Begin Records for processing

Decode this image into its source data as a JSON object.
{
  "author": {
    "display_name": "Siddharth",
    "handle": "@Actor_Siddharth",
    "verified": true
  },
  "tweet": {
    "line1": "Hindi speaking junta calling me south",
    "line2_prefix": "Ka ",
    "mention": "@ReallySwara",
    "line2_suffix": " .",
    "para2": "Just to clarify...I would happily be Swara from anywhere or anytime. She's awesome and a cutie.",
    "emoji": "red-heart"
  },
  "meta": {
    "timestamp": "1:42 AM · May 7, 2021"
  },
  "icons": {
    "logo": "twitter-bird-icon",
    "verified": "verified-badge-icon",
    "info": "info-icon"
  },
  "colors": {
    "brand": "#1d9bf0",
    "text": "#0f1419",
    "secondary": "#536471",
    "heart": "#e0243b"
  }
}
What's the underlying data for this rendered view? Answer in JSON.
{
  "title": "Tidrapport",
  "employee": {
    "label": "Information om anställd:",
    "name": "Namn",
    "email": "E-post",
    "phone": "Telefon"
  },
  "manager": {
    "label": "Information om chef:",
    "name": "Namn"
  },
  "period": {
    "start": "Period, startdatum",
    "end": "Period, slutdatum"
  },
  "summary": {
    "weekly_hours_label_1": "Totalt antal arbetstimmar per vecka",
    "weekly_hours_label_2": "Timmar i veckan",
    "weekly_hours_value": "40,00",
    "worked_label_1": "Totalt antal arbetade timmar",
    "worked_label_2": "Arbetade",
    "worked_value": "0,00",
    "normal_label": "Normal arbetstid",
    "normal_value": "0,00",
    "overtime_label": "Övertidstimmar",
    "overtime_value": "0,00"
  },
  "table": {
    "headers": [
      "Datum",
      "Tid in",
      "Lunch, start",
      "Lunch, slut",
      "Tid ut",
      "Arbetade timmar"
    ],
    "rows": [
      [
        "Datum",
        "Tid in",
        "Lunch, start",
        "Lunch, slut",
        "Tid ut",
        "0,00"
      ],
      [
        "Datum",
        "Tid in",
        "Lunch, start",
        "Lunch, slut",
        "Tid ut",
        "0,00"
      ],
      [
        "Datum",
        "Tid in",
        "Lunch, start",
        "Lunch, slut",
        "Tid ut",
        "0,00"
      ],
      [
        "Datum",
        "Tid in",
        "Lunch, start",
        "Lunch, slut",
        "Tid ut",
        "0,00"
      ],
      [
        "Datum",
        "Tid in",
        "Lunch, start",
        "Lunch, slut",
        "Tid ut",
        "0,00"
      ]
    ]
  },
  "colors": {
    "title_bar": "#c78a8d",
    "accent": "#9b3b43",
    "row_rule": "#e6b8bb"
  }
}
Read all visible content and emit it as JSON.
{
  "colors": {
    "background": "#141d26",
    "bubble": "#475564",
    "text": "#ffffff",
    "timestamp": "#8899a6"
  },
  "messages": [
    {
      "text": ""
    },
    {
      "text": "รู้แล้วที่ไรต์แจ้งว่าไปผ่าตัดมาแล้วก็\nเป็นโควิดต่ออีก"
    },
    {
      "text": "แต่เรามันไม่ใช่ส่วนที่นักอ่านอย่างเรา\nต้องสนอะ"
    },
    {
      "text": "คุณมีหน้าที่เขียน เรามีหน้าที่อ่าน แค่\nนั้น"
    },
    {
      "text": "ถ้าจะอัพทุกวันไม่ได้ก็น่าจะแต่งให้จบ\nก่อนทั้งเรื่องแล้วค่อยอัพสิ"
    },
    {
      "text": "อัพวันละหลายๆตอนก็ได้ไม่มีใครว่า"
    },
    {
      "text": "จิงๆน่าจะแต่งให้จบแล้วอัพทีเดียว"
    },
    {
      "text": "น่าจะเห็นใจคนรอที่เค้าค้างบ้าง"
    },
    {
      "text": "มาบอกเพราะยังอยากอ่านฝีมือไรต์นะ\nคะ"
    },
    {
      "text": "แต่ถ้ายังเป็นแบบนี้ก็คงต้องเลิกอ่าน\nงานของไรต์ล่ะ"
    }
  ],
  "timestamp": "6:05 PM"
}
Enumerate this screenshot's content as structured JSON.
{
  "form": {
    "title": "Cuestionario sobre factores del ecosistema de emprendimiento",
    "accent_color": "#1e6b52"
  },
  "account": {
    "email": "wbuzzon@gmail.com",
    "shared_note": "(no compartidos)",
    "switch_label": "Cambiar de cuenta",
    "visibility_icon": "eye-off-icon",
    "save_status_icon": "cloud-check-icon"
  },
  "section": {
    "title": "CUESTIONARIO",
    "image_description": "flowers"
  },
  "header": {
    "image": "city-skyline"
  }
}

End Records for processing

Write the data out again in full and exactly.

Decode this image into its source data as a JSON object.
{
  "author": {
    "display_name": "Siddharth",
    "handle": "@Actor_Siddharth",
    "verified": true
  },
  "tweet": {
    "line1": "Hindi speaking junta calling me south",
    "line2_prefix": "Ka ",
    "mention": "@ReallySwara",
    "line2_suffix": " .",
    "para2": "Just to clarify...I would happily be Swara from anywhere or anytime. She's awesome and a cutie.",
    "emoji": "red-heart"
  },
  "meta": {
    "timestamp": "1:42 AM · May 7, 2021"
  },
  "icons": {
    "logo": "twitter-bird-icon",
    "verified": "verified-badge-icon",
    "info": "info-icon"
  },
  "colors": {
    "brand": "#1d9bf0",
    "text": "#0f1419",
    "secondary": "#536471",
    "heart": "#e0243b"
  }
}
What's the underlying data for this rendered view? Answer in JSON.
{
  "title": "Tidrapport",
  "employee": {
    "label": "Information om anställd:",
    "name": "Namn",
    "email": "E-post",
    "phone": "Telefon"
  },
  "manager": {
    "label": "Information om chef:",
    "name": "Namn"
  },
  "period": {
    "start": "Period, startdatum",
    "end": "Period, slutdatum"
  },
  "summary": {
    "weekly_hours_label_1": "Totalt antal arbetstimmar per vecka",
    "weekly_hours_label_2": "Timmar i veckan",
    "weekly_hours_value": "40,00",
    "worked_label_1": "Totalt antal arbetade timmar",
    "worked_label_2": "Arbetade",
    "worked_value": "0,00",
    "normal_label": "Normal arbetstid",
    "normal_value": "0,00",
    "overtime_label": "Övertidstimmar",
    "overtime_value": "0,00"
  },
  "table": {
    "headers": [
      "Datum",
      "Tid in",
      "Lunch, start",
      "Lunch, slut",
      "Tid ut",
      "Arbetade timmar"
    ],
    "rows": [
      [
        "Datum",
        "Tid in",
        "Lunch, start",
        "Lunch, slut",
        "Tid ut",
        "0,00"
      ],
      [
        "Datum",
        "Tid in",
        "Lunch, start",
        "Lunch, slut",
        "Tid ut",
        "0,00"
      ],
      [
        "Datum",
        "Tid in",
        "Lunch, start",
        "Lunch, slut",
        "Tid ut",
        "0,00"
      ],
      [
        "Datum",
        "Tid in",
        "Lunch, start",
        "Lunch, slut",
        "Tid ut",
        "0,00"
      ],
      [
        "Datum",
        "Tid in",
        "Lunch, start",
        "Lunch, slut",
        "Tid ut",
        "0,00"
      ]
    ]
  },
  "colors": {
    "title_bar": "#c78a8d",
    "accent": "#9b3b43",
    "row_rule": "#e6b8bb"
  }
}
Read all visible content and emit it as JSON.
{
  "colors": {
    "background": "#141d26",
    "bubble": "#475564",
    "text": "#ffffff",
    "timestamp": "#8899a6"
  },
  "messages": [
    {
      "text": ""
    },
    {
      "text": "รู้แล้วที่ไรต์แจ้งว่าไปผ่าตัดมาแล้วก็\nเป็นโควิดต่ออีก"
    },
    {
      "text": "แต่เรามันไม่ใช่ส่วนที่นักอ่านอย่างเรา\nต้องสนอะ"
    },
    {
      "text": "คุณมีหน้าที่เขียน เรามีหน้าที่อ่าน แค่\nนั้น"
    },
    {
      "text": "ถ้าจะอัพทุกวันไม่ได้ก็น่าจะแต่งให้จบ\nก่อนทั้งเรื่องแล้วค่อยอัพสิ"
    },
    {
      "text": "อัพวันละหลายๆตอนก็ได้ไม่มีใครว่า"
    },
    {
      "text": "จิงๆน่าจะแต่งให้จบแล้วอัพทีเดียว"
    },
    {
      "text": "น่าจะเห็นใจคนรอที่เค้าค้างบ้าง"
    },
    {
      "text": "มาบอกเพราะยังอยากอ่านฝีมือไรต์นะ\nคะ"
    },
    {
      "text": "แต่ถ้ายังเป็นแบบนี้ก็คงต้องเลิกอ่าน\nงานของไรต์ล่ะ"
    }
  ],
  "timestamp": "6:05 PM"
}
Enumerate this screenshot's content as structured JSON.
{
  "form": {
    "title": "Cuestionario sobre factores del ecosistema de emprendimiento",
    "accent_color": "#1e6b52"
  },
  "account": {
    "email": "wbuzzon@gmail.com",
    "shared_note": "(no compartidos)",
    "switch_label": "Cambiar de cuenta",
    "visibility_icon": "eye-off-icon",
    "save_status_icon": "cloud-check-icon"
  },
  "section": {
    "title": "CUESTIONARIO",
    "image_description": "flowers"
  },
  "header": {
    "image": "city-skyline"
  }
}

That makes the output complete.